### ITEMS
· · · · ·

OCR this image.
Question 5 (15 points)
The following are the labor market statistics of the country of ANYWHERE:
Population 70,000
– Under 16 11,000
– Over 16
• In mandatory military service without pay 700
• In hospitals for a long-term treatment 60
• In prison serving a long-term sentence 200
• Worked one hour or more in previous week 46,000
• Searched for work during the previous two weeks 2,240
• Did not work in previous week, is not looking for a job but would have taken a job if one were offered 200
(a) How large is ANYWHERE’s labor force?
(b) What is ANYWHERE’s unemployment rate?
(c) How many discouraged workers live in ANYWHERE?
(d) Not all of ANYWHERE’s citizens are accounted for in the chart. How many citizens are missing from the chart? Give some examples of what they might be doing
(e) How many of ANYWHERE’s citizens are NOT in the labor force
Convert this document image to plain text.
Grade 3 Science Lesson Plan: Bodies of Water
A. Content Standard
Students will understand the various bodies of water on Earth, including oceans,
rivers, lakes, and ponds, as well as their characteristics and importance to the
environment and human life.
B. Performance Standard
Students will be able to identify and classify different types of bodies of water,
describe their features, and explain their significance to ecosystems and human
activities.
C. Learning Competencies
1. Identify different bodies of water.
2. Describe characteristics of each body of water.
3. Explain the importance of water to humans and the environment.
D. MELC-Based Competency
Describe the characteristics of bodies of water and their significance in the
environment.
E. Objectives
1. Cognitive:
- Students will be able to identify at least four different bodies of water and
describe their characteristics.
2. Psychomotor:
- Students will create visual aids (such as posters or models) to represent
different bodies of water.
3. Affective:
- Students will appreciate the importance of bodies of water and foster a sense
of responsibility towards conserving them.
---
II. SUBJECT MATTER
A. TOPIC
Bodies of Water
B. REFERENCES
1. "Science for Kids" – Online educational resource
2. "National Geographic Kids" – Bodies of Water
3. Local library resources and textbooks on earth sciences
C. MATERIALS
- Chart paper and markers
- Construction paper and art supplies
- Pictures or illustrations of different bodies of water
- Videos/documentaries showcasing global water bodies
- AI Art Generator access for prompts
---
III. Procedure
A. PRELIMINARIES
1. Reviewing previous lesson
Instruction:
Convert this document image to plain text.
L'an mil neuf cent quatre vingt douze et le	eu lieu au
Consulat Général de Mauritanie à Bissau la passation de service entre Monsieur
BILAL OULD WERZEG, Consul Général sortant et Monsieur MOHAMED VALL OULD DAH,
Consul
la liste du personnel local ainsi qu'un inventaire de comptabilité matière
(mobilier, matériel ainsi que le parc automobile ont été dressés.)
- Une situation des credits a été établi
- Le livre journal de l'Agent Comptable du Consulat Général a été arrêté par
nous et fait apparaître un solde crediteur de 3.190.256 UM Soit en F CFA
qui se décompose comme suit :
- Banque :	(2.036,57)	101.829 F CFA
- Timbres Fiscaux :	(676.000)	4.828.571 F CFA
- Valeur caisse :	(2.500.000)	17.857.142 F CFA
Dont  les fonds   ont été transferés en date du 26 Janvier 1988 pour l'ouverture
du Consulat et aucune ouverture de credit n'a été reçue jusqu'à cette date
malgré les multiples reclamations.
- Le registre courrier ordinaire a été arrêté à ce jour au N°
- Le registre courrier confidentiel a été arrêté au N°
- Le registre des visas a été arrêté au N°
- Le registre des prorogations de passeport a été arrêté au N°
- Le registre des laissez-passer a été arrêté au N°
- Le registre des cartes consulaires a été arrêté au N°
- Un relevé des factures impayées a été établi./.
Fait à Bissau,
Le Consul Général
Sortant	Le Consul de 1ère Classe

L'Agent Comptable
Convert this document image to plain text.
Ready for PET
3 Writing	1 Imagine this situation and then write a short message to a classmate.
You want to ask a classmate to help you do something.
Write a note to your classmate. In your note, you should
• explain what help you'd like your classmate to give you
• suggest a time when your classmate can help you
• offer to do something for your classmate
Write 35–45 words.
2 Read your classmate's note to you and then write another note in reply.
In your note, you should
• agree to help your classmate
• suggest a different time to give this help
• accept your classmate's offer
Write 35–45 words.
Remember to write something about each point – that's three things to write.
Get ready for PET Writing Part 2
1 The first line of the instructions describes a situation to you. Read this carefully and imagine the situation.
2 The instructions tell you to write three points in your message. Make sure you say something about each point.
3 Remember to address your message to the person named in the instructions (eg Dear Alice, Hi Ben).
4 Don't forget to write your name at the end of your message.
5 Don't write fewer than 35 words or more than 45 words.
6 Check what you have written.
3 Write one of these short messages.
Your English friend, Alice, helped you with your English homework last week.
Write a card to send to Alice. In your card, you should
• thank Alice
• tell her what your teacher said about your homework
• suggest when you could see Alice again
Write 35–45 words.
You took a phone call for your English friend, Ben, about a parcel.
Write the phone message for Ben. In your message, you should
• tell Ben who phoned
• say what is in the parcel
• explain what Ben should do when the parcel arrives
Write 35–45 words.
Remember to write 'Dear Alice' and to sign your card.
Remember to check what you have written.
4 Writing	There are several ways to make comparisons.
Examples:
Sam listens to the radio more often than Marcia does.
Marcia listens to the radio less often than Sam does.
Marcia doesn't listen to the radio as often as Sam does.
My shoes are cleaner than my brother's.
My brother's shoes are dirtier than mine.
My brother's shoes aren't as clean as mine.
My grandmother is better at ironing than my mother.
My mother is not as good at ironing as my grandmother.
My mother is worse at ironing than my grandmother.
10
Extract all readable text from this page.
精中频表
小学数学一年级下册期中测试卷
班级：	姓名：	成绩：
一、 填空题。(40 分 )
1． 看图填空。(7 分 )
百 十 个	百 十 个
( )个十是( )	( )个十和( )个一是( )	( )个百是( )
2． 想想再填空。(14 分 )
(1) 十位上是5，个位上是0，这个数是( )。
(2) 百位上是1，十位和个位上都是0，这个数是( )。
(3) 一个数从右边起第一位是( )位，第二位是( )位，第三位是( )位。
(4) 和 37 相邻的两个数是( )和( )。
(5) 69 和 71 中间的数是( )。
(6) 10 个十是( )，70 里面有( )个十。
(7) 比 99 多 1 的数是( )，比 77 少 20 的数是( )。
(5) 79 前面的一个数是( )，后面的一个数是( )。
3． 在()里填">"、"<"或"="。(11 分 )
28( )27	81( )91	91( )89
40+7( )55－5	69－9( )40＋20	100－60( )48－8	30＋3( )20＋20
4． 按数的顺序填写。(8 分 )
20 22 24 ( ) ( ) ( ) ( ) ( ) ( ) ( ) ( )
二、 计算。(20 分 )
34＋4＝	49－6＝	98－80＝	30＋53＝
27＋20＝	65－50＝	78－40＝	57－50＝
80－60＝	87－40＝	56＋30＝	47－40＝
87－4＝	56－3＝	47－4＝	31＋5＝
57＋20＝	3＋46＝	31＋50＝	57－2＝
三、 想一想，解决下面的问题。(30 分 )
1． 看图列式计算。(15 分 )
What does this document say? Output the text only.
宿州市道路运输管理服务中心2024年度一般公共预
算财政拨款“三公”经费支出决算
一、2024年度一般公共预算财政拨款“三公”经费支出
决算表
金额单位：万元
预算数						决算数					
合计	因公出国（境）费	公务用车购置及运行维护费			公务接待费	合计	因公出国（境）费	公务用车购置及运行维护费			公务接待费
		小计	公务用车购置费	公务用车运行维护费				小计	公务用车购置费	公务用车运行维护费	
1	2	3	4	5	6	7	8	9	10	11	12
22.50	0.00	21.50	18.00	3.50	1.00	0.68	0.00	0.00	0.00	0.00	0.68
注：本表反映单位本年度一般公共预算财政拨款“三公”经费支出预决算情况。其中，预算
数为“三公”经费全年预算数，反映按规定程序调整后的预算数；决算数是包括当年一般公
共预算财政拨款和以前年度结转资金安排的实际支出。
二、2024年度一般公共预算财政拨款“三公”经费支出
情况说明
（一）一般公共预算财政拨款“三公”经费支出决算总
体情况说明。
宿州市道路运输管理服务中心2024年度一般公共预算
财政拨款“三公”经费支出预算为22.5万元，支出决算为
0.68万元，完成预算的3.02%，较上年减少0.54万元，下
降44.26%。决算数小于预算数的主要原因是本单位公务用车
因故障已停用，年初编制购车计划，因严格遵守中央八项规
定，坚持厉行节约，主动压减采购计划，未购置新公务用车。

· · · · ·

### GOAL
Across the entries above, how many lines contain "often"? Provide only the count.

### RESPONSE
3